>>>

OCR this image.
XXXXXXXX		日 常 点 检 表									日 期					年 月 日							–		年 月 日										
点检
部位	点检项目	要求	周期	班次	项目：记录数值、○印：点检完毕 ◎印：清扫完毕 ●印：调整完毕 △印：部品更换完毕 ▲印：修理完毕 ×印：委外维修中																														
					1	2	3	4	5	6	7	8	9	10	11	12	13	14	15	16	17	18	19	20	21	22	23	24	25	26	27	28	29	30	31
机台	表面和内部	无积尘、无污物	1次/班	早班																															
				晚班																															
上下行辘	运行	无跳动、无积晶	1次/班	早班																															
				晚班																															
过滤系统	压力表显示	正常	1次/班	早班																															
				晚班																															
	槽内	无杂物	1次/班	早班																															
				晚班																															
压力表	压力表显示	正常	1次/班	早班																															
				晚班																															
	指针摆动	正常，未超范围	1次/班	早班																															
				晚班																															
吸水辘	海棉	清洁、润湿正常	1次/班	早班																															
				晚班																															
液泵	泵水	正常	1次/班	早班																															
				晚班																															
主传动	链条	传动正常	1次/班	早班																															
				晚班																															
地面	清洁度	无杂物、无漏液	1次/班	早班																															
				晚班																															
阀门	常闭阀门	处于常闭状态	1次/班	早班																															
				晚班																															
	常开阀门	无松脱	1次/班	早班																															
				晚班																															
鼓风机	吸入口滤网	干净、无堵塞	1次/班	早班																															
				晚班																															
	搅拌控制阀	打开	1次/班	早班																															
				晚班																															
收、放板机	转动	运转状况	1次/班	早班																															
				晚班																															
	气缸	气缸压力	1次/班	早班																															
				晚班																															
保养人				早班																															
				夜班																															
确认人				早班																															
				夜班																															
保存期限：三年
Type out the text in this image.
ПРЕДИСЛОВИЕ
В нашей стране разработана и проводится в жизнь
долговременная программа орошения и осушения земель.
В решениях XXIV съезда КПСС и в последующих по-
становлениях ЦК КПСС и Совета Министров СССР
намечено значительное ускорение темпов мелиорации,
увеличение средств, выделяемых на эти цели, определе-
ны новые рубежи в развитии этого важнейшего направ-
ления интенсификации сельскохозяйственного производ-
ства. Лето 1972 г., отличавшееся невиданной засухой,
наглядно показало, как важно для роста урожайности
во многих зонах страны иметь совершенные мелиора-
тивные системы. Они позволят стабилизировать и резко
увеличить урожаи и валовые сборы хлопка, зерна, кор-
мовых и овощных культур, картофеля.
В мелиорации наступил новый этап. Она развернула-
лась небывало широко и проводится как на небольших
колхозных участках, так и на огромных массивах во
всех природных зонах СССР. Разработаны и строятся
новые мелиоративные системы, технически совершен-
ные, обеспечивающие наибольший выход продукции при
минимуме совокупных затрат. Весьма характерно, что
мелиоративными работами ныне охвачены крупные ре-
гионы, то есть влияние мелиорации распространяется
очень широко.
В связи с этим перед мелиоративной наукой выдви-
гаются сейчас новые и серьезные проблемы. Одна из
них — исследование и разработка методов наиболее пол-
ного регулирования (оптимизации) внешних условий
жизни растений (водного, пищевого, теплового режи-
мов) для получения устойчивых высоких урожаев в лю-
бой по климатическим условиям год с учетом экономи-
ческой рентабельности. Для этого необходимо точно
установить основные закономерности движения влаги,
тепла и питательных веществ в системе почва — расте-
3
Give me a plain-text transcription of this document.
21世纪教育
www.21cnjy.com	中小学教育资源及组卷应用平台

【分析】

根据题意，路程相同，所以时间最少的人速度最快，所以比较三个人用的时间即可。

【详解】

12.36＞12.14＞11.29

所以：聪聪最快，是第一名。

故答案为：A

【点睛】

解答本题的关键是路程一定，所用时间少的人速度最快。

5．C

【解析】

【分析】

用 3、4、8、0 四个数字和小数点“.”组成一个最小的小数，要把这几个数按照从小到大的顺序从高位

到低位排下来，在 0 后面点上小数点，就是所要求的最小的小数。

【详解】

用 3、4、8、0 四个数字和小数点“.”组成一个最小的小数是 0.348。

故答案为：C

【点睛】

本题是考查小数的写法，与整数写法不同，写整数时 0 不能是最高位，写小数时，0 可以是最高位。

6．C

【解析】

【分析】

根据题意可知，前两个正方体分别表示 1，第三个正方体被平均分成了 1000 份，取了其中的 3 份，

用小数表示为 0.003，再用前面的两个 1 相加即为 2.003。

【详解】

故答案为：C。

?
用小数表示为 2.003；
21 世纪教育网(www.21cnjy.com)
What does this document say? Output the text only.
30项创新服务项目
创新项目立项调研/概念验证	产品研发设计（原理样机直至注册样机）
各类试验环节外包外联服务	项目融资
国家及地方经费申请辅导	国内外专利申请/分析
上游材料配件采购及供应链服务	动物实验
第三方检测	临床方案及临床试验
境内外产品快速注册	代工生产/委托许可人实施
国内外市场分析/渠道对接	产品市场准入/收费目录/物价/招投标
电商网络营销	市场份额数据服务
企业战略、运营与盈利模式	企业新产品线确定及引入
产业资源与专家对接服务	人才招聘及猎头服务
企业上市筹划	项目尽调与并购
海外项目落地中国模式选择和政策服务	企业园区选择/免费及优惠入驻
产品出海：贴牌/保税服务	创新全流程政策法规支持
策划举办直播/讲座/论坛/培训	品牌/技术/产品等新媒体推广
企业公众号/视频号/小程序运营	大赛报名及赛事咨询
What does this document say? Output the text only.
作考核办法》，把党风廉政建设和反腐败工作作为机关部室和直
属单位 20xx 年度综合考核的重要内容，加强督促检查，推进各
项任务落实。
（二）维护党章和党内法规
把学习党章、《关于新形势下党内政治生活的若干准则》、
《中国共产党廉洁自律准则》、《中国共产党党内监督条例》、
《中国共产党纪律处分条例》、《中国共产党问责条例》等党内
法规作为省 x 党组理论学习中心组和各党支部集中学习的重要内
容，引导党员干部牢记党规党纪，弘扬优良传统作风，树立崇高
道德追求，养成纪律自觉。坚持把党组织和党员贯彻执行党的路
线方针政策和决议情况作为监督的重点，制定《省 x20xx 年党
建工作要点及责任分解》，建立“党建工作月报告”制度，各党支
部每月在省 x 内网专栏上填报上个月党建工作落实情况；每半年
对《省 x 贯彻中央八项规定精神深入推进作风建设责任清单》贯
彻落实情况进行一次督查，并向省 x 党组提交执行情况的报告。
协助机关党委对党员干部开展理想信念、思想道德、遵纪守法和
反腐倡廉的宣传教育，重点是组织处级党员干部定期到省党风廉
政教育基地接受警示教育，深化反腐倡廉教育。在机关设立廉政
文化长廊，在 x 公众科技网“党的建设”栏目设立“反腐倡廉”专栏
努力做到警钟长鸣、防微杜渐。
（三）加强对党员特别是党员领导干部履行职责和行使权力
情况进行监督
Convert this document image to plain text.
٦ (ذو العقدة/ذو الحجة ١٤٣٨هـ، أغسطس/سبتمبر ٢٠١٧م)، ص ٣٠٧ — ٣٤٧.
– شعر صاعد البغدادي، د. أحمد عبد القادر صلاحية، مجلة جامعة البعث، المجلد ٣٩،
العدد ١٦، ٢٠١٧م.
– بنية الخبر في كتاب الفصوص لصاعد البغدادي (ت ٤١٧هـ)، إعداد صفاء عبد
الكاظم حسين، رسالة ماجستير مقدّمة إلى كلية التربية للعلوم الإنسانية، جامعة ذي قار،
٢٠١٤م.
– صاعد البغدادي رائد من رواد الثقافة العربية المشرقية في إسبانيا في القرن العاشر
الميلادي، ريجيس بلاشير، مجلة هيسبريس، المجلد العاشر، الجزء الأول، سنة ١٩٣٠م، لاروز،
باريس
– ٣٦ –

<<<

WHAT IS REQUIRED:
Reproduce all of the entries word for word.

TASK OUTPUT:
OCR this image.
XXXXXXXX		日 常 点 检 表									日 期					年 月 日							–		年 月 日										
点检
部位	点检项目	要求	周期	班次	项目：记录数值、○印：点检完毕 ◎印：清扫完毕 ●印：调整完毕 △印：部品更换完毕 ▲印：修理完毕 ×印：委外维修中																														
					1	2	3	4	5	6	7	8	9	10	11	12	13	14	15	16	17	18	19	20	21	22	23	24	25	26	27	28	29	30	31
机台	表面和内部	无积尘、无污物	1次/班	早班																															
				晚班																															
上下行辘	运行	无跳动、无积晶	1次/班	早班																															
				晚班																															
过滤系统	压力表显示	正常	1次/班	早班																															
				晚班																															
	槽内	无杂物	1次/班	早班																															
				晚班																															
压力表	压力表显示	正常	1次/班	早班																															
				晚班																															
	指针摆动	正常，未超范围	1次/班	早班																															
				晚班																															
吸水辘	海棉	清洁、润湿正常	1次/班	早班																															
				晚班																															
液泵	泵水	正常	1次/班	早班																															
				晚班																															
主传动	链条	传动正常	1次/班	早班																															
				晚班																															
地面	清洁度	无杂物、无漏液	1次/班	早班																															
				晚班																															
阀门	常闭阀门	处于常闭状态	1次/班	早班																															
				晚班																															
	常开阀门	无松脱	1次/班	早班																															
				晚班																															
鼓风机	吸入口滤网	干净、无堵塞	1次/班	早班																															
				晚班																															
	搅拌控制阀	打开	1次/班	早班																															
				晚班																															
收、放板机	转动	运转状况	1次/班	早班																															
				晚班																															
	气缸	气缸压力	1次/班	早班																															
				晚班																															
保养人				早班																															
				夜班																															
确认人				早班																															
				夜班																															
保存期限：三年
Type out the text in this image.
ПРЕДИСЛОВИЕ
В нашей стране разработана и проводится в жизнь
долговременная программа орошения и осушения земель.
В решениях XXIV съезда КПСС и в последующих по-
становлениях ЦК КПСС и Совета Министров СССР
намечено значительное ускорение темпов мелиорации,
увеличение средств, выделяемых на эти цели, определе-
ны новые рубежи в развитии этого важнейшего направ-
ления интенсификации сельскохозяйственного производ-
ства. Лето 1972 г., отличавшееся невиданной засухой,
наглядно показало, как важно для роста урожайности
во многих зонах страны иметь совершенные мелиора-
тивные системы. Они позволят стабилизировать и резко
увеличить урожаи и валовые сборы хлопка, зерна, кор-
мовых и овощных культур, картофеля.
В мелиорации наступил новый этап. Она развернула-
лась небывало широко и проводится как на небольших
колхозных участках, так и на огромных массивах во
всех природных зонах СССР. Разработаны и строятся
новые мелиоративные системы, технически совершен-
ные, обеспечивающие наибольший выход продукции при
минимуме совокупных затрат. Весьма характерно, что
мелиоративными работами ныне охвачены крупные ре-
гионы, то есть влияние мелиорации распространяется
очень широко.
В связи с этим перед мелиоративной наукой выдви-
гаются сейчас новые и серьезные проблемы. Одна из
них — исследование и разработка методов наиболее пол-
ного регулирования (оптимизации) внешних условий
жизни растений (водного, пищевого, теплового режи-
мов) для получения устойчивых высоких урожаев в лю-
бой по климатическим условиям год с учетом экономи-
ческой рентабельности. Для этого необходимо точно
установить основные закономерности движения влаги,
тепла и питательных веществ в системе почва — расте-
3
Give me a plain-text transcription of this document.
21世纪教育
www.21cnjy.com	中小学教育资源及组卷应用平台

【分析】

根据题意，路程相同，所以时间最少的人速度最快，所以比较三个人用的时间即可。

【详解】

12.36＞12.14＞11.29

所以：聪聪最快，是第一名。

故答案为：A

【点睛】

解答本题的关键是路程一定，所用时间少的人速度最快。

5．C

【解析】

【分析】

用 3、4、8、0 四个数字和小数点“.”组成一个最小的小数，要把这几个数按照从小到大的顺序从高位

到低位排下来，在 0 后面点上小数点，就是所要求的最小的小数。

【详解】

用 3、4、8、0 四个数字和小数点“.”组成一个最小的小数是 0.348。

故答案为：C

【点睛】

本题是考查小数的写法，与整数写法不同，写整数时 0 不能是最高位，写小数时，0 可以是最高位。

6．C

【解析】

【分析】

根据题意可知，前两个正方体分别表示 1，第三个正方体被平均分成了 1000 份，取了其中的 3 份，

用小数表示为 0.003，再用前面的两个 1 相加即为 2.003。

【详解】

故答案为：C。

?
用小数表示为 2.003；
21 世纪教育网(www.21cnjy.com)
What does this document say? Output the text only.
30项创新服务项目
创新项目立项调研/概念验证	产品研发设计（原理样机直至注册样机）
各类试验环节外包外联服务	项目融资
国家及地方经费申请辅导	国内外专利申请/分析
上游材料配件采购及供应链服务	动物实验
第三方检测	临床方案及临床试验
境内外产品快速注册	代工生产/委托许可人实施
国内外市场分析/渠道对接	产品市场准入/收费目录/物价/招投标
电商网络营销	市场份额数据服务
企业战略、运营与盈利模式	企业新产品线确定及引入
产业资源与专家对接服务	人才招聘及猎头服务
企业上市筹划	项目尽调与并购
海外项目落地中国模式选择和政策服务	企业园区选择/免费及优惠入驻
产品出海：贴牌/保税服务	创新全流程政策法规支持
策划举办直播/讲座/论坛/培训	品牌/技术/产品等新媒体推广
企业公众号/视频号/小程序运营	大赛报名及赛事咨询
What does this document say? Output the text only.
作考核办法》，把党风廉政建设和反腐败工作作为机关部室和直
属单位 20xx 年度综合考核的重要内容，加强督促检查，推进各
项任务落实。
（二）维护党章和党内法规
把学习党章、《关于新形势下党内政治生活的若干准则》、
《中国共产党廉洁自律准则》、《中国共产党党内监督条例》、
《中国共产党纪律处分条例》、《中国共产党问责条例》等党内
法规作为省 x 党组理论学习中心组和各党支部集中学习的重要内
容，引导党员干部牢记党规党纪，弘扬优良传统作风，树立崇高
道德追求，养成纪律自觉。坚持把党组织和党员贯彻执行党的路
线方针政策和决议情况作为监督的重点，制定《省 x20xx 年党
建工作要点及责任分解》，建立“党建工作月报告”制度，各党支
部每月在省 x 内网专栏上填报上个月党建工作落实情况；每半年
对《省 x 贯彻中央八项规定精神深入推进作风建设责任清单》贯
彻落实情况进行一次督查，并向省 x 党组提交执行情况的报告。
协助机关党委对党员干部开展理想信念、思想道德、遵纪守法和
反腐倡廉的宣传教育，重点是组织处级党员干部定期到省党风廉
政教育基地接受警示教育，深化反腐倡廉教育。在机关设立廉政
文化长廊，在 x 公众科技网“党的建设”栏目设立“反腐倡廉”专栏
努力做到警钟长鸣、防微杜渐。
（三）加强对党员特别是党员领导干部履行职责和行使权力
情况进行监督
Convert this document image to plain text.
٦ (ذو العقدة/ذو الحجة ١٤٣٨هـ، أغسطس/سبتمبر ٢٠١٧م)، ص ٣٠٧ — ٣٤٧.
– شعر صاعد البغدادي، د. أحمد عبد القادر صلاحية، مجلة جامعة البعث، المجلد ٣٩،
العدد ١٦، ٢٠١٧م.
– بنية الخبر في كتاب الفصوص لصاعد البغدادي (ت ٤١٧هـ)، إعداد صفاء عبد
الكاظم حسين، رسالة ماجستير مقدّمة إلى كلية التربية للعلوم الإنسانية، جامعة ذي قار،
٢٠١٤م.
– صاعد البغدادي رائد من رواد الثقافة العربية المشرقية في إسبانيا في القرن العاشر
الميلادي، ريجيس بلاشير، مجلة هيسبريس، المجلد العاشر، الجزء الأول، سنة ١٩٣٠م، لاروز،
باريس
– ٣٦ –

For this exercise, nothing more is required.